======== EXERCISE MATERIALS

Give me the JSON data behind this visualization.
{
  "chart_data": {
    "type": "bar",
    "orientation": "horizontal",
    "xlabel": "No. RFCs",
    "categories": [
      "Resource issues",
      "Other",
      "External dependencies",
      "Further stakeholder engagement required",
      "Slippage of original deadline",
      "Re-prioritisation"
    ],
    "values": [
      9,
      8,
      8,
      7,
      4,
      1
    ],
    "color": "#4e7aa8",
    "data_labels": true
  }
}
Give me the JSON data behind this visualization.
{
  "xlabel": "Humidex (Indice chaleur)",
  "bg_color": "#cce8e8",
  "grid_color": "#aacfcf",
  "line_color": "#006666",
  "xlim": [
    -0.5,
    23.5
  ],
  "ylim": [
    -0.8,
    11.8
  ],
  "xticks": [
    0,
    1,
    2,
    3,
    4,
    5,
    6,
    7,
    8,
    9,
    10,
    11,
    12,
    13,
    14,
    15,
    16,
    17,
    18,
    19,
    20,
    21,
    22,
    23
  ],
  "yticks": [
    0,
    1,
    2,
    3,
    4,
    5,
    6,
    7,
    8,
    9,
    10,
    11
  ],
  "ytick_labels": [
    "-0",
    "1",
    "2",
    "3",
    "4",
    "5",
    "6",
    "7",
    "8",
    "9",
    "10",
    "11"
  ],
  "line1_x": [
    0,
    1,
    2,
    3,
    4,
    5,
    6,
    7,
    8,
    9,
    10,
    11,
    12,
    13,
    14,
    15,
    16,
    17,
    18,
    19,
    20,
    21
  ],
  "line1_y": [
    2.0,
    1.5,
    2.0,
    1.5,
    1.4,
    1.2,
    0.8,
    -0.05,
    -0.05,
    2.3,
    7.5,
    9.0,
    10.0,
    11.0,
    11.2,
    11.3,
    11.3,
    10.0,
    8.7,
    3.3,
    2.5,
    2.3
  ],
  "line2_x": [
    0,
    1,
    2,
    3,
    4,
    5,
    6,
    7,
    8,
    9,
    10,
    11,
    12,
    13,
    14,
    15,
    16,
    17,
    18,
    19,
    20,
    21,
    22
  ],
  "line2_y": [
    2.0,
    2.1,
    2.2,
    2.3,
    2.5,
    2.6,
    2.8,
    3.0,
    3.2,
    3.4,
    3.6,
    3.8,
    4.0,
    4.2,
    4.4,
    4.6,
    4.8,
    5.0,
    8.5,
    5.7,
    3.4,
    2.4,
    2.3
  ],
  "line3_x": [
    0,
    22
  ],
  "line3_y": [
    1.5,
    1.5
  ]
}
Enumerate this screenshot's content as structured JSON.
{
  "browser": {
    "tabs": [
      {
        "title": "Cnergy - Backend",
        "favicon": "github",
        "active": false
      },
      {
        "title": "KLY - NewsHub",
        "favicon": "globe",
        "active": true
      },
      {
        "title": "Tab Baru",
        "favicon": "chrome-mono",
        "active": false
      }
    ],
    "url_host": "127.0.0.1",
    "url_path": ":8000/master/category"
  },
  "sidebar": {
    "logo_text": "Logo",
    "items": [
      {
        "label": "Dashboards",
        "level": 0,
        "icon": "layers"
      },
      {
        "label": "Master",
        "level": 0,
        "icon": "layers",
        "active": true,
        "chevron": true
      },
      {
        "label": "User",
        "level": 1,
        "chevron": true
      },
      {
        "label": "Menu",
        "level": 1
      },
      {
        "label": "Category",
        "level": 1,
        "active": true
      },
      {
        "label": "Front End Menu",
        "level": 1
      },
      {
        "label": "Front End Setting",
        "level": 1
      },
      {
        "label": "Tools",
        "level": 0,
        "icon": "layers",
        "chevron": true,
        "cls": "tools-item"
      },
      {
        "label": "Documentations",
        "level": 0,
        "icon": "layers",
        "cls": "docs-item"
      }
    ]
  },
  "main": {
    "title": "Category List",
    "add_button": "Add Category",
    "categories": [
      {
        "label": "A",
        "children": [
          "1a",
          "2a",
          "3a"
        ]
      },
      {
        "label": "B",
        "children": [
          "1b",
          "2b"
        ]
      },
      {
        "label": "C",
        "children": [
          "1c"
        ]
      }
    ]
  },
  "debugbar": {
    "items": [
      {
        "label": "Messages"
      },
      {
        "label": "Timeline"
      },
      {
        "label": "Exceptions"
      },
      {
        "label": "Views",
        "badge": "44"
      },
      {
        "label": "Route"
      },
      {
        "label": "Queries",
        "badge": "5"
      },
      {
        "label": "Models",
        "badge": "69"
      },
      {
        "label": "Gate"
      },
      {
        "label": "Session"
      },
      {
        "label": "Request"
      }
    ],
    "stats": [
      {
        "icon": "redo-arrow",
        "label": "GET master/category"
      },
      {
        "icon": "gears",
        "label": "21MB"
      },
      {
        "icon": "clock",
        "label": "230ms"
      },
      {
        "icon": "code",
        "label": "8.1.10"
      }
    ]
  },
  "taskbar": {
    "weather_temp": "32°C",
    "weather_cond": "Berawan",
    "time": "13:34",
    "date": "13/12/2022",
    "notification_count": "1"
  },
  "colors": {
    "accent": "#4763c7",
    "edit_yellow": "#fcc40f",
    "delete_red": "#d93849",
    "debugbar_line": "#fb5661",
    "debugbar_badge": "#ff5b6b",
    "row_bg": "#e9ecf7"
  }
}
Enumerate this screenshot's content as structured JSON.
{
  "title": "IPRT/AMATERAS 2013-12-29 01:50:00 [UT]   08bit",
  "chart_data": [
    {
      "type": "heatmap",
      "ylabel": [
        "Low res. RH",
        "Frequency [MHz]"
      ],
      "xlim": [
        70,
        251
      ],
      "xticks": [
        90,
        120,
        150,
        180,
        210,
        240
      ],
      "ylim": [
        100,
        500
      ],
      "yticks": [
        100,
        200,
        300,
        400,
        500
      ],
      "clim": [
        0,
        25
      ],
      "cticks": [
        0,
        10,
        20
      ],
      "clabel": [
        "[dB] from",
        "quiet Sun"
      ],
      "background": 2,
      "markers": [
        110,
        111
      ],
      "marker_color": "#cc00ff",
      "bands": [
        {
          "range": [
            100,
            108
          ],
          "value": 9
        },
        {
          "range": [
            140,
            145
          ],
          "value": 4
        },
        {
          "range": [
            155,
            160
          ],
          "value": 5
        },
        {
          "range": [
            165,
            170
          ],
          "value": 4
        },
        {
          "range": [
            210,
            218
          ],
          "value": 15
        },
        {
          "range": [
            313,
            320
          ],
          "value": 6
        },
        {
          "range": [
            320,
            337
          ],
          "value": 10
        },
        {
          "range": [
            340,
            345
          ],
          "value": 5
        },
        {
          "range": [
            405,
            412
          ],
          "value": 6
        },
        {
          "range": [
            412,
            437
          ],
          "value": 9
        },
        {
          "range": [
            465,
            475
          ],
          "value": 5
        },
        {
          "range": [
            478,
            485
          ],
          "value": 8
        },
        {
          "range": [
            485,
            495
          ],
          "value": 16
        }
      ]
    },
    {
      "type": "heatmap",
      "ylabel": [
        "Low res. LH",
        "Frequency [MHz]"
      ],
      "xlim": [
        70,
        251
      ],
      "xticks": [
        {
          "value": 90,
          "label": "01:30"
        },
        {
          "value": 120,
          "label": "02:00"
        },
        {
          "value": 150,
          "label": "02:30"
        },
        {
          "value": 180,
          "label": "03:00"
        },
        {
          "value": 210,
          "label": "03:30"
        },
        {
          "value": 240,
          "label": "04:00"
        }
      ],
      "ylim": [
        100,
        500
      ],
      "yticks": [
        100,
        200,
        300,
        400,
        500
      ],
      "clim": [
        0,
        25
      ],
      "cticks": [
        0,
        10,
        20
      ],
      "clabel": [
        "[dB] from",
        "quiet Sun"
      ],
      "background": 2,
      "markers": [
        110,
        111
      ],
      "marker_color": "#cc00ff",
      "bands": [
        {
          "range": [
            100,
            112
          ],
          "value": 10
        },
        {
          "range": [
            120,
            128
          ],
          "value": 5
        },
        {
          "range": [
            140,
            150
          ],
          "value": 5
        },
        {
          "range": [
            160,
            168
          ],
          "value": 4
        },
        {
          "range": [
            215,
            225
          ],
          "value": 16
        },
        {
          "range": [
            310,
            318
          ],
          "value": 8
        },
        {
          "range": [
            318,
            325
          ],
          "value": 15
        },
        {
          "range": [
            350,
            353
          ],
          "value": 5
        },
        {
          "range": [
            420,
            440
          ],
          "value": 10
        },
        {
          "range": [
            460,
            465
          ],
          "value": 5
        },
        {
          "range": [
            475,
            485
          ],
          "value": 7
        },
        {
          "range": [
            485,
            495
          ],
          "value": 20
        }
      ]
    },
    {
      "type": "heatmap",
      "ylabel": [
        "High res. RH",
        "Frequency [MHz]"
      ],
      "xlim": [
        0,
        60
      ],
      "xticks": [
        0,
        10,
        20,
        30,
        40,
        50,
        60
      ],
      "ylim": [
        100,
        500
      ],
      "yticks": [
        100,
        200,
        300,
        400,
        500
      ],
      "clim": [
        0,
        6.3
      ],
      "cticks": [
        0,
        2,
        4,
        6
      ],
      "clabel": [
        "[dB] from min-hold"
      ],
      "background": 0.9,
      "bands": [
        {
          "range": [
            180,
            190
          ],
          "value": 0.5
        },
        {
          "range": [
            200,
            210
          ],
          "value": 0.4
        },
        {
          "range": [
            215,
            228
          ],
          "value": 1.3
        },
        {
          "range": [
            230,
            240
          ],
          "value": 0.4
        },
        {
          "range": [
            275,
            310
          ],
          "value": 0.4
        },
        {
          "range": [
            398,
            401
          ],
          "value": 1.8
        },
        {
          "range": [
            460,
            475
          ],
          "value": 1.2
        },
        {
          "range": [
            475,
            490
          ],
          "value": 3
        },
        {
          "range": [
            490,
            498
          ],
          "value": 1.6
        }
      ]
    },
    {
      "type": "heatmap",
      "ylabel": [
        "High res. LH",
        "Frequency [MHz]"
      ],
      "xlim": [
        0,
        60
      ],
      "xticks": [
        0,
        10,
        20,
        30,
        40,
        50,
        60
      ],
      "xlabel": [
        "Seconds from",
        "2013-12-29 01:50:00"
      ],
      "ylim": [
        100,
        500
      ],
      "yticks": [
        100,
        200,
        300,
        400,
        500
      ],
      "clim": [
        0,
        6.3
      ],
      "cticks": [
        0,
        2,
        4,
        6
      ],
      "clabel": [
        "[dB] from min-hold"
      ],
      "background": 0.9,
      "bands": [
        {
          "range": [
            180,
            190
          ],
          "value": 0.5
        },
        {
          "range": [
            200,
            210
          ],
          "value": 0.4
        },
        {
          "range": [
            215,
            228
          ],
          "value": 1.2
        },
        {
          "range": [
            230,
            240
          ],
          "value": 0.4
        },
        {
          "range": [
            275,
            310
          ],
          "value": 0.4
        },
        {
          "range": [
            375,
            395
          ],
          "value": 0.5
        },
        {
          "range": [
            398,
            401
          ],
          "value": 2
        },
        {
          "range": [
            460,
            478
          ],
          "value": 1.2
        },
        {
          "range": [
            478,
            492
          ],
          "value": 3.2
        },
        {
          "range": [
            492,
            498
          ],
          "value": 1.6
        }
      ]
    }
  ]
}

================

Using the records above, select and copy every line that has the word "true".

## TASK ANSWER
    "data_labels": true
        "active": true
        "active": true,
        "chevron": true
        "chevron": true
        "active": true
        "chevron": true,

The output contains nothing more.